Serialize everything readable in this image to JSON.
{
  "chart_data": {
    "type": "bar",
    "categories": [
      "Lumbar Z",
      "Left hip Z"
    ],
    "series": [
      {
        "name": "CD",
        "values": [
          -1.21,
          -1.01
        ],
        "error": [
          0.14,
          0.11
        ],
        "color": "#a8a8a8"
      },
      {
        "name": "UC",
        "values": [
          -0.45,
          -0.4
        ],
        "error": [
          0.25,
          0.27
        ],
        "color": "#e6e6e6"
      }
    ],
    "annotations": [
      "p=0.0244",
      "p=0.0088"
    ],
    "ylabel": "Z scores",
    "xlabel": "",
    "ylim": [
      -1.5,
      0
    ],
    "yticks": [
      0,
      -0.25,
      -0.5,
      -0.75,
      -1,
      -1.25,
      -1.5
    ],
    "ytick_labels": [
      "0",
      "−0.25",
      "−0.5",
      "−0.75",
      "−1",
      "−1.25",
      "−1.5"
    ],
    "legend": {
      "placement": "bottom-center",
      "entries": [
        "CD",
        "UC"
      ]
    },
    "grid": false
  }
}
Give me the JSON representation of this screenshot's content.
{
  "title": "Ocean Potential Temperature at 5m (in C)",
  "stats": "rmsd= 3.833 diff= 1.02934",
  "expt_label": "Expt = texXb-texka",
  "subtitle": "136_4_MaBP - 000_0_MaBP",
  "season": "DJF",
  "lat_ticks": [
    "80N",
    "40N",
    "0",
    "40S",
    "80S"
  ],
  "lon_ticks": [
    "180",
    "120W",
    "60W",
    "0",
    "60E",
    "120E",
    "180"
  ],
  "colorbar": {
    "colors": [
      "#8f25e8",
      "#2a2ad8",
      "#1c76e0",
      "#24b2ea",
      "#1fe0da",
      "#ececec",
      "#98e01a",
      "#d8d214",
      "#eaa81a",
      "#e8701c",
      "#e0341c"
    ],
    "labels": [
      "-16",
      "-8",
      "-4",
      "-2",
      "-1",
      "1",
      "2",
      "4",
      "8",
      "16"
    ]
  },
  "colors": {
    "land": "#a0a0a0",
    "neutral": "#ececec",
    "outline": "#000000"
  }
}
----
» **The request**: Extract the entries above verbatim.

» **Response**:
Serialize everything readable in this image to JSON.
{
  "chart_data": {
    "type": "bar",
    "categories": [
      "Lumbar Z",
      "Left hip Z"
    ],
    "series": [
      {
        "name": "CD",
        "values": [
          -1.21,
          -1.01
        ],
        "error": [
          0.14,
          0.11
        ],
        "color": "#a8a8a8"
      },
      {
        "name": "UC",
        "values": [
          -0.45,
          -0.4
        ],
        "error": [
          0.25,
          0.27
        ],
        "color": "#e6e6e6"
      }
    ],
    "annotations": [
      "p=0.0244",
      "p=0.0088"
    ],
    "ylabel": "Z scores",
    "xlabel": "",
    "ylim": [
      -1.5,
      0
    ],
    "yticks": [
      0,
      -0.25,
      -0.5,
      -0.75,
      -1,
      -1.25,
      -1.5
    ],
    "ytick_labels": [
      "0",
      "−0.25",
      "−0.5",
      "−0.75",
      "−1",
      "−1.25",
      "−1.5"
    ],
    "legend": {
      "placement": "bottom-center",
      "entries": [
        "CD",
        "UC"
      ]
    },
    "grid": false
  }
}
Give me the JSON representation of this screenshot's content.
{
  "title": "Ocean Potential Temperature at 5m (in C)",
  "stats": "rmsd= 3.833 diff= 1.02934",
  "expt_label": "Expt = texXb-texka",
  "subtitle": "136_4_MaBP - 000_0_MaBP",
  "season": "DJF",
  "lat_ticks": [
    "80N",
    "40N",
    "0",
    "40S",
    "80S"
  ],
  "lon_ticks": [
    "180",
    "120W",
    "60W",
    "0",
    "60E",
    "120E",
    "180"
  ],
  "colorbar": {
    "colors": [
      "#8f25e8",
      "#2a2ad8",
      "#1c76e0",
      "#24b2ea",
      "#1fe0da",
      "#ececec",
      "#98e01a",
      "#d8d214",
      "#eaa81a",
      "#e8701c",
      "#e0341c"
    ],
    "labels": [
      "-16",
      "-8",
      "-4",
      "-2",
      "-1",
      "1",
      "2",
      "4",
      "8",
      "16"
    ]
  },
  "colors": {
    "land": "#a0a0a0",
    "neutral": "#ececec",
    "outline": "#000000"
  }
}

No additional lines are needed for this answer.